SOURCE EXCERPT |
········
Florida Philosophical Association Calls for University Leaders to Stand Up to “Government Overreach into the Academy”


In the face of legislation proposed by Florida governor Ron DeSantis that would violate academic freedom, erode tenure protections, and diminish faculty governance at the state’s universities and colleges (see a summaries here and here) the Florida Philosophical Association (FPA) has issued a letter to the leaders of those schools calling for them to “uphold and publicly defend academic freedom, tenure, and shared faculty governance in the educational institutions for which you are responsible.”

Objecting to DeSantis’ plans to prohibit the teaching of certain topics, they write:

The professoriate stands accused, by politicians, of “indoctrinating” students. Like Socrates (famously, and falsely, accused of “corrupting the youth” and “impiety”), we teach our students to think critically about common wisdom, to question authority, and to welcome fresh perspectives and ideas—even when doing so results in discomfort. We urge you to reject political edicts that prohibit the teaching of ideas on which we might disagree, that replace critical academic inquiry with pre-packaged state-approved lessons, and that demand fearful obedience rather than the courage to have difficult conversations about truth and justice.

Here’s the complete text of the letter (dated February 25th, 2023):

Dear Academic Leaders at Florida State Colleges and Universities,

As members of the Florida Philosophical Association (FPA)—faculty and students across Florida’s many colleges and universities—we write to university and college boards of trustees, presidents, provosts and other academic leaders regarding our professional commitment to uncensored inquiry and our responsibility to provide our students with knowledge and critical thinking skills spanning many areas and styles of philosophical inquiry.

Founded in 1955, the FPA is one of the largest and most active regional philosophy organizations in the United States, whose mission it is to facilitate the exchange of ideas among all those engaged in this field of inquiry, regardless of rank, age, status, gender, race, ability, or other differentiating characteristic. Our members include those who study classical Western philosophy and those who study non-Western, feminist, decolonial, environmental, and other philosophical traditions raising sometimes difficult and uncomfortable questions.
········
Excerpts from a layout annotation set |
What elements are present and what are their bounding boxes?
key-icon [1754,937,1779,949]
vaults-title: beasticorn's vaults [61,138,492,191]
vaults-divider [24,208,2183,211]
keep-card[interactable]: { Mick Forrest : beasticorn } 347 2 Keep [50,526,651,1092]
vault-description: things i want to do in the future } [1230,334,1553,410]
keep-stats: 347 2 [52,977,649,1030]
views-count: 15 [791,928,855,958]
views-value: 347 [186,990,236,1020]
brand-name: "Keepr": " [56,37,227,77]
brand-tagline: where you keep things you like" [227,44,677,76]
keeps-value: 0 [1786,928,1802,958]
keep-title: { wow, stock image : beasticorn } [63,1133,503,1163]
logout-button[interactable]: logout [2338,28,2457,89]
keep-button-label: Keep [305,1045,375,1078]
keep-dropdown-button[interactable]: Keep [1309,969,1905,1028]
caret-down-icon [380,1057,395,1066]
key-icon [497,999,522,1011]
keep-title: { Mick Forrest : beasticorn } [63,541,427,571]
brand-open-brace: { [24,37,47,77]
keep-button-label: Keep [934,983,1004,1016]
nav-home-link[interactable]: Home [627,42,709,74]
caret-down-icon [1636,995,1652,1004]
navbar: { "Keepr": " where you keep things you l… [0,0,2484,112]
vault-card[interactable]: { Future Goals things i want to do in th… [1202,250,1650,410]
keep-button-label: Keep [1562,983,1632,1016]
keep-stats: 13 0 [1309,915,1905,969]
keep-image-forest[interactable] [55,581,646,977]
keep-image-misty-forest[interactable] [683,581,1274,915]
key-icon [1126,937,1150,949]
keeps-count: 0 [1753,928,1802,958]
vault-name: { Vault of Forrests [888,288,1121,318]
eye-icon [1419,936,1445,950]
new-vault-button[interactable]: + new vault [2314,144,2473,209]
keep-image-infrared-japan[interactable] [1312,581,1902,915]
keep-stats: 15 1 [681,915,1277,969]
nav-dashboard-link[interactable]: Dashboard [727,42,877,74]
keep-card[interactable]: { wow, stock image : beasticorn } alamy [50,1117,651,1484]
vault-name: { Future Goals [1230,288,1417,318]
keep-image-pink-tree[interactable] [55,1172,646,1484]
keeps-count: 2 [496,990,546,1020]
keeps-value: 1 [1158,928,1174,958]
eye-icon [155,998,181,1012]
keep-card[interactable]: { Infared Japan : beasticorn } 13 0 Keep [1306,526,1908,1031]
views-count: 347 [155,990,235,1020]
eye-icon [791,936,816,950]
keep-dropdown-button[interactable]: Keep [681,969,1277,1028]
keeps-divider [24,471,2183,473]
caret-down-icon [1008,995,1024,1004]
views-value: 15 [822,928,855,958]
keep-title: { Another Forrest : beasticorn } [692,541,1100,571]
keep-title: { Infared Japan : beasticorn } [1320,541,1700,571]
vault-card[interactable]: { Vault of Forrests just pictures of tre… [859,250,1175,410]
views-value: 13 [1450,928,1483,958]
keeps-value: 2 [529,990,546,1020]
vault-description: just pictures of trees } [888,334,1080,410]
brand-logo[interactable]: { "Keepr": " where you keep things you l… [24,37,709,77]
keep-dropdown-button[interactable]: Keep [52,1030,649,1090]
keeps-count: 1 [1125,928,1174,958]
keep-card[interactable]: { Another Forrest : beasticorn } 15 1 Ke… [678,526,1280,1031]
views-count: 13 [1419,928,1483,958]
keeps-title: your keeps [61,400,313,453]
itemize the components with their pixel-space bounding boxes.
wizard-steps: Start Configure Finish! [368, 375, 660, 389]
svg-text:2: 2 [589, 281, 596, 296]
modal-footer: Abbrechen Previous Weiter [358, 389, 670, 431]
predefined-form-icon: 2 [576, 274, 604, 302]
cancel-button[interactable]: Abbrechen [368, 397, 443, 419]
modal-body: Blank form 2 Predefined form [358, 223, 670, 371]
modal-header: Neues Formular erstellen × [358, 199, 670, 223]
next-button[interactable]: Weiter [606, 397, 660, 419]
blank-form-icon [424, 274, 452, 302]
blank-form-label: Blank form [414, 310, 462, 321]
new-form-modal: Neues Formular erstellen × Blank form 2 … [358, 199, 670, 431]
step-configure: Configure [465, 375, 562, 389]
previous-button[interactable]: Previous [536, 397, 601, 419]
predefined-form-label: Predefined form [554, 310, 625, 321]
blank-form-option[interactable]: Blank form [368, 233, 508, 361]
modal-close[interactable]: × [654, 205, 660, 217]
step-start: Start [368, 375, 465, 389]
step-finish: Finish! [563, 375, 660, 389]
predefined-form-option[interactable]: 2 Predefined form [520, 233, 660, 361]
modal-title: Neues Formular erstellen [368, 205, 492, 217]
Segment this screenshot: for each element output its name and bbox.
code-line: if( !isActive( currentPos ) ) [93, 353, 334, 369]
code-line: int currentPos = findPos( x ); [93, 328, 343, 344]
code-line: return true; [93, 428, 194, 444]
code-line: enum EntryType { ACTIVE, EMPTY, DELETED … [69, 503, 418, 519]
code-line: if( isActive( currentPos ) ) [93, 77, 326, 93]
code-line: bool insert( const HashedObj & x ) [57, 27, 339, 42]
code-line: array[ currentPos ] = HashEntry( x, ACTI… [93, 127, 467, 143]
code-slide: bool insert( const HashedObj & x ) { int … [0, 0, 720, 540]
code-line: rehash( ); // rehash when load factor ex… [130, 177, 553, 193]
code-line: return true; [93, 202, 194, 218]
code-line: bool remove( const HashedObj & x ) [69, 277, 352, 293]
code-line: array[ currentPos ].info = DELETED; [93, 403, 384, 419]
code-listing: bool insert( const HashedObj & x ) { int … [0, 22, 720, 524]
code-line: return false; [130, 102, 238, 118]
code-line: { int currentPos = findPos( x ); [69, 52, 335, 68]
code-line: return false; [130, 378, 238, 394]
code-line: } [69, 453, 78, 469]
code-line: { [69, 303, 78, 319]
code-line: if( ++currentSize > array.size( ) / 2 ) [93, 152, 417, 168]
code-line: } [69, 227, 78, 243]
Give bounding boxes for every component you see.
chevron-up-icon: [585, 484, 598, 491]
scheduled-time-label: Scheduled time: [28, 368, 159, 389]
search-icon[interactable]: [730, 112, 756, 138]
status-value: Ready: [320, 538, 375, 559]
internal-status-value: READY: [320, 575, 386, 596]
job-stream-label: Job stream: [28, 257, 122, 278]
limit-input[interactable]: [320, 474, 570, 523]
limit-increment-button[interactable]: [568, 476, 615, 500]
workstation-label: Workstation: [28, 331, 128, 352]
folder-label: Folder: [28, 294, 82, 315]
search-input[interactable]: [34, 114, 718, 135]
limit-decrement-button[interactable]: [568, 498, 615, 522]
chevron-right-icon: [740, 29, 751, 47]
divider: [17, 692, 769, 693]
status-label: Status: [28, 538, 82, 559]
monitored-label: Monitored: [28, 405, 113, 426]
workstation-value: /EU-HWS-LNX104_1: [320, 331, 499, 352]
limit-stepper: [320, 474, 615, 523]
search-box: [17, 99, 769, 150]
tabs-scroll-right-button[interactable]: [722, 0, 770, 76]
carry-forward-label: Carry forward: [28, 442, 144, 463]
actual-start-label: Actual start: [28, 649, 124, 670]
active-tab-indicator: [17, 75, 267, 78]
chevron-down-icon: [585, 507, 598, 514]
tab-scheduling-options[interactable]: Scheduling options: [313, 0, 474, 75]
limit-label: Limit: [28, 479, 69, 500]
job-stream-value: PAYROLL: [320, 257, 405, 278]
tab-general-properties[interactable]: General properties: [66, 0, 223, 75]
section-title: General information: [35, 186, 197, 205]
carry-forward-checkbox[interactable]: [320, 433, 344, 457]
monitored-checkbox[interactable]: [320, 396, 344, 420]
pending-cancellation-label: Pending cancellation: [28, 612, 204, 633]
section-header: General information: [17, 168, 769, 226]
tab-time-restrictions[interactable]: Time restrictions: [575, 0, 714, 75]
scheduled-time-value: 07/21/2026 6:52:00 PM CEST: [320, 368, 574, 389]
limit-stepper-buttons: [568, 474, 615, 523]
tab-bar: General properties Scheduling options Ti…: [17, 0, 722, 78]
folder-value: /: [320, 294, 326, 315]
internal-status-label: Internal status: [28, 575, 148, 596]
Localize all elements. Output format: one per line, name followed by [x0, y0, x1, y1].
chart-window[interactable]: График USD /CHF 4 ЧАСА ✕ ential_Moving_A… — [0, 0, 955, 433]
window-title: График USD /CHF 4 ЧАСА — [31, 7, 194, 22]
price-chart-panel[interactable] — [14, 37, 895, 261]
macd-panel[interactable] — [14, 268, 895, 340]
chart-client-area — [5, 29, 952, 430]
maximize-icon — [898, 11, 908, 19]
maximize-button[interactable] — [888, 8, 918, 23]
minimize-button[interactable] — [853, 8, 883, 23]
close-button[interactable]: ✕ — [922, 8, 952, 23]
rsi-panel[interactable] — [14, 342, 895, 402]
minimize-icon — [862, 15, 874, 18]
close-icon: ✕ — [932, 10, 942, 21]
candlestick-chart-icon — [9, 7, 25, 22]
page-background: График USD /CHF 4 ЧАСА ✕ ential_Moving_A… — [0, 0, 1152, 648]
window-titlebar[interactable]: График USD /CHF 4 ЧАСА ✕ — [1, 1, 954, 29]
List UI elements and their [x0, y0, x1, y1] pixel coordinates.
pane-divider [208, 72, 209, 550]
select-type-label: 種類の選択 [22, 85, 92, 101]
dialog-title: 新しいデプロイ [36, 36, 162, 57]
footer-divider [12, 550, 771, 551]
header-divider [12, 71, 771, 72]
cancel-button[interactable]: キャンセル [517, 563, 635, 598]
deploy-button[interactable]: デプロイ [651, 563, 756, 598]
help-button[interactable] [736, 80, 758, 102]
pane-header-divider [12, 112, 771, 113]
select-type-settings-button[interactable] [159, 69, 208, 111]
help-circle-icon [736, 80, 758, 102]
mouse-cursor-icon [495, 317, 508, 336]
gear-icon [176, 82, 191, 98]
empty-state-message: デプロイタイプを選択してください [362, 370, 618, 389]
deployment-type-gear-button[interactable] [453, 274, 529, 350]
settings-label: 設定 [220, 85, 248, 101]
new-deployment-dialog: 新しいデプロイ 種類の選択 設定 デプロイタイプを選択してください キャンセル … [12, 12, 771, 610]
········
EXERCISE SET |
**1.** According to the article about the Florida Philosophical Association's letter, in what year was the association founded?
**2.** Return the passage of the article about the Florida Philosophical Association's letter from "Here’s the complete" up to and including "of philosophical inquiry.".
**3.** Take the article about the Florida Philosophical Association's letter further, picking up right after its last sentence.

ANSWERS PER TASK |
**1.** 1955

**2.**
Here’s the complete text of the letter (dated February 25th, 2023):

Dear Academic Leaders at Florida State Colleges and Universities,

As members of the Florida Philosophical Association (FPA)—faculty and students across Florida’s many colleges and universities—we write to university and college boards of trustees, presidents, provosts and other academic leaders regarding our professional commitment to uncensored inquiry and our responsibility to provide our students with knowledge and critical thinking skills spanning many areas and styles of philosophical inquiry.

**3.**
We write with a sense of urgency to implore you to uphold and publicly defend academic freedom, tenure, and shared faculty governance in the educational institutions for which you are responsible. We are alarmed by recent government overreach into the academy, including but not limited to the following: attempts to legislate what and how classroom instructors may teach material within their professional areas of expertise, attempts to eliminate faculty governance over the curricula, attempts to abolish or otherwise compromise tenure, attempts to eliminate faculty involvement in hiring their colleagues and leaders, and attempts to discredit processes of external accreditation by professional peers.

As philosophers, we have a special interest—and considerable training—in the analysis of concepts such as “objectivity,” “impartiality,” “freedom,” “responsibility,” and “fairness,” among other norms that the governor and legislature claim to uphold. Indeed, such concepts are at the core of philosophical work. They are also core to our understanding of the value of a healthy democracy. As anyone in our field—and, indeed, anyone with a doctorate of philosophy (Ph.D.) in any other field—knows, such concepts are complex, difficult, and frequently contested. As those historically entrusted with care for such concepts, we object to the ways in which they are being weaponized for political gain while demonizing those who have devoted their lives to careful study of them. This attack is not only on philosophers, but on the very idea of academic expertise and scholarship in all disciplines. And it compromises not only what faculty may do, but what students may learn.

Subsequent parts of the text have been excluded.